▸ Task requirements
Skip every picture and transcribe the remaining material exactly.
▬▬▬
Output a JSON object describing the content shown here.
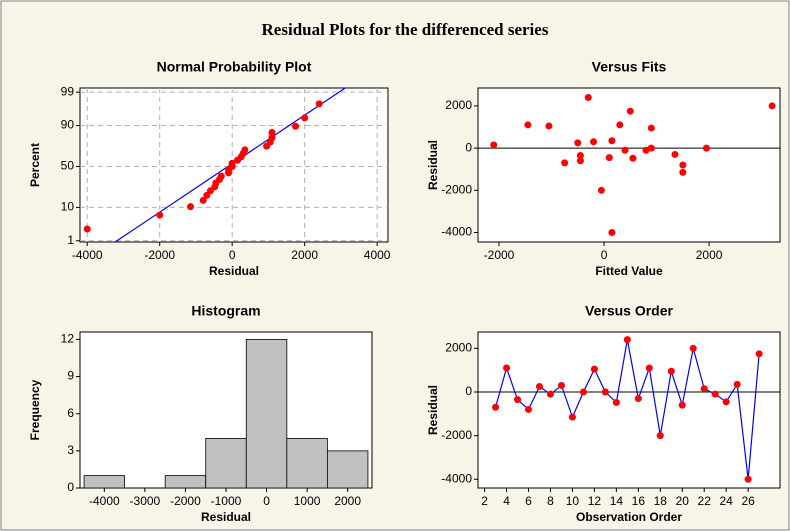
{
  "title": "Residual Plots for the differenced series",
  "chart_data": [
    {
      "type": "probability",
      "title": "Normal Probability Plot",
      "x_label": "Residual",
      "y_label": "Percent",
      "yscale": "probability",
      "grid": true,
      "color": "#ff0000",
      "line_color": "#0000ff",
      "x": [
        -4000,
        -2000,
        -1150,
        -800,
        -700,
        -600,
        -480,
        -450,
        -350,
        -300,
        -100,
        -100,
        0,
        0,
        150,
        250,
        300,
        350,
        950,
        1050,
        1100,
        1100,
        1750,
        2000,
        2400
      ],
      "y": [
        2.5,
        6.4,
        10.4,
        14.4,
        18.3,
        22.3,
        26.2,
        30.2,
        34.2,
        38.1,
        42.1,
        46.0,
        50.0,
        54.0,
        57.9,
        61.9,
        65.8,
        69.8,
        73.8,
        77.7,
        81.7,
        85.6,
        89.6,
        93.6,
        97.5
      ],
      "fit_line": {
        "x": [
          -3230,
          3120
        ],
        "y": [
          0.9,
          99.3
        ]
      },
      "xlim": [
        -4200,
        4300
      ],
      "xticks": [
        -4000,
        -2000,
        0,
        2000,
        4000
      ],
      "ylim": [
        0.9,
        99.3
      ],
      "yticks": [
        1,
        10,
        50,
        90,
        99
      ]
    },
    {
      "type": "scatter",
      "title": "Versus Fits",
      "x_label": "Fitted Value",
      "y_label": "Residual",
      "color": "#ff0000",
      "hline": 0,
      "x": [
        -750,
        -1450,
        -450,
        1500,
        -500,
        800,
        -200,
        1500,
        900,
        -1050,
        1950,
        550,
        -300,
        1350,
        300,
        -50,
        900,
        -450,
        3200,
        -2100,
        400,
        100,
        150,
        150,
        500
      ],
      "y": [
        -700,
        1100,
        -350,
        -800,
        250,
        -100,
        300,
        -1150,
        0,
        1050,
        0,
        -480,
        2400,
        -300,
        1100,
        -2000,
        950,
        -600,
        2000,
        150,
        -100,
        -450,
        350,
        -4000,
        1750
      ],
      "xlim": [
        -2400,
        3350
      ],
      "xticks": [
        -2000,
        0,
        2000
      ],
      "ylim": [
        -4450,
        2850
      ],
      "yticks": [
        -4000,
        -2000,
        0,
        2000
      ]
    },
    {
      "type": "histogram",
      "title": "Histogram",
      "x_label": "Residual",
      "y_label": "Frequency",
      "color": "#c0c0c0",
      "bins": [
        -4500,
        -3500,
        -2500,
        -1500,
        -500,
        500,
        1500,
        2500
      ],
      "counts": [
        1,
        0,
        1,
        4,
        12,
        4,
        3
      ],
      "xlim": [
        -4600,
        2600
      ],
      "xticks": [
        -4000,
        -3000,
        -2000,
        -1000,
        0,
        1000,
        2000
      ],
      "ylim": [
        0,
        12.6
      ],
      "yticks": [
        0,
        3,
        6,
        9,
        12
      ]
    },
    {
      "type": "line",
      "title": "Versus Order",
      "x_label": "Observation Order",
      "y_label": "Residual",
      "color": "#ff0000",
      "line_color": "#0000ff",
      "hline": 0,
      "x": [
        3,
        4,
        5,
        6,
        7,
        8,
        9,
        10,
        11,
        12,
        13,
        14,
        15,
        16,
        17,
        18,
        19,
        20,
        21,
        22,
        23,
        24,
        25,
        26,
        27
      ],
      "values": [
        -700,
        1100,
        -350,
        -800,
        250,
        -100,
        300,
        -1150,
        0,
        1050,
        0,
        -480,
        2400,
        -300,
        1100,
        -2000,
        950,
        -600,
        2000,
        150,
        -100,
        -450,
        350,
        -4000,
        1750
      ],
      "xlim": [
        1.4,
        28.9
      ],
      "xticks": [
        2,
        4,
        6,
        8,
        10,
        12,
        14,
        16,
        18,
        20,
        22,
        24,
        26
      ],
      "ylim": [
        -4400,
        2750
      ],
      "yticks": [
        -4000,
        -2000,
        0,
        2000
      ]
    }
  ]
}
▬▬▬
▸ Output of the task
Output a JSON object describing the content shown here.
{
  "title": "Residual Plots for the differenced series",
  "chart_data": [
    {
      "type": "probability",
      "title": "Normal Probability Plot",
      "x_label": "Residual",
      "y_label": "Percent",
      "yscale": "probability",
      "grid": true,
      "color": "#ff0000",
      "line_color": "#0000ff",
      "x": [
        -4000,
        -2000,
        -1150,
        -800,
        -700,
        -600,
        -480,
        -450,
        -350,
        -300,
        -100,
        -100,
        0,
        0,
        150,
        250,
        300,
        350,
        950,
        1050,
        1100,
        1100,
        1750,
        2000,
        2400
      ],
      "y": [
        2.5,
        6.4,
        10.4,
        14.4,
        18.3,
        22.3,
        26.2,
        30.2,
        34.2,
        38.1,
        42.1,
        46.0,
        50.0,
        54.0,
        57.9,
        61.9,
        65.8,
        69.8,
        73.8,
        77.7,
        81.7,
        85.6,
        89.6,
        93.6,
        97.5
      ],
      "fit_line": {
        "x": [
          -3230,
          3120
        ],
        "y": [
          0.9,
          99.3
        ]
      },
      "xlim": [
        -4200,
        4300
      ],
      "xticks": [
        -4000,
        -2000,
        0,
        2000,
        4000
      ],
      "ylim": [
        0.9,
        99.3
      ],
      "yticks": [
        1,
        10,
        50,
        90,
        99
      ]
    },
    {
      "type": "scatter",
      "title": "Versus Fits",
      "x_label": "Fitted Value",
      "y_label": "Residual",
      "color": "#ff0000",
      "hline": 0,
      "x": [
        -750,
        -1450,
        -450,
        1500,
        -500,
        800,
        -200,
        1500,
        900,
        -1050,
        1950,
        550,
        -300,
        1350,
        300,
        -50,
        900,
        -450,
        3200,
        -2100,
        400,
        100,
        150,
        150,
        500
      ],
      "y": [
        -700,
        1100,
        -350,
        -800,
        250,
        -100,
        300,
        -1150,
        0,
        1050,
        0,
        -480,
        2400,
        -300,
        1100,
        -2000,
        950,
        -600,
        2000,
        150,
        -100,
        -450,
        350,
        -4000,
        1750
      ],
      "xlim": [
        -2400,
        3350
      ],
      "xticks": [
        -2000,
        0,
        2000
      ],
      "ylim": [
        -4450,
        2850
      ],
      "yticks": [
        -4000,
        -2000,
        0,
        2000
      ]
    },
    {
      "type": "histogram",
      "title": "Histogram",
      "x_label": "Residual",
      "y_label": "Frequency",
      "color": "#c0c0c0",
      "bins": [
        -4500,
        -3500,
        -2500,
        -1500,
        -500,
        500,
        1500,
        2500
      ],
      "counts": [
        1,
        0,
        1,
        4,
        12,
        4,
        3
      ],
      "xlim": [
        -4600,
        2600
      ],
      "xticks": [
        -4000,
        -3000,
        -2000,
        -1000,
        0,
        1000,
        2000
      ],
      "ylim": [
        0,
        12.6
      ],
      "yticks": [
        0,
        3,
        6,
        9,
        12
      ]
    },
    {
      "type": "line",
      "title": "Versus Order",
      "x_label": "Observation Order",
      "y_label": "Residual",
      "color": "#ff0000",
      "line_color": "#0000ff",
      "hline": 0,
      "x": [
        3,
        4,
        5,
        6,
        7,
        8,
        9,
        10,
        11,
        12,
        13,
        14,
        15,
        16,
        17,
        18,
        19,
        20,
        21,
        22,
        23,
        24,
        25,
        26,
        27
      ],
      "values": [
        -700,
        1100,
        -350,
        -800,
        250,
        -100,
        300,
        -1150,
        0,
        1050,
        0,
        -480,
        2400,
        -300,
        1100,
        -2000,
        950,
        -600,
        2000,
        150,
        -100,
        -450,
        350,
        -4000,
        1750
      ],
      "xlim": [
        1.4,
        28.9
      ],
      "xticks": [
        2,
        4,
        6,
        8,
        10,
        12,
        14,
        16,
        18,
        20,
        22,
        24,
        26
      ],
      "ylim": [
        -4400,
        2750
      ],
      "yticks": [
        -4000,
        -2000,
        0,
        2000
      ]
    }
  ]
}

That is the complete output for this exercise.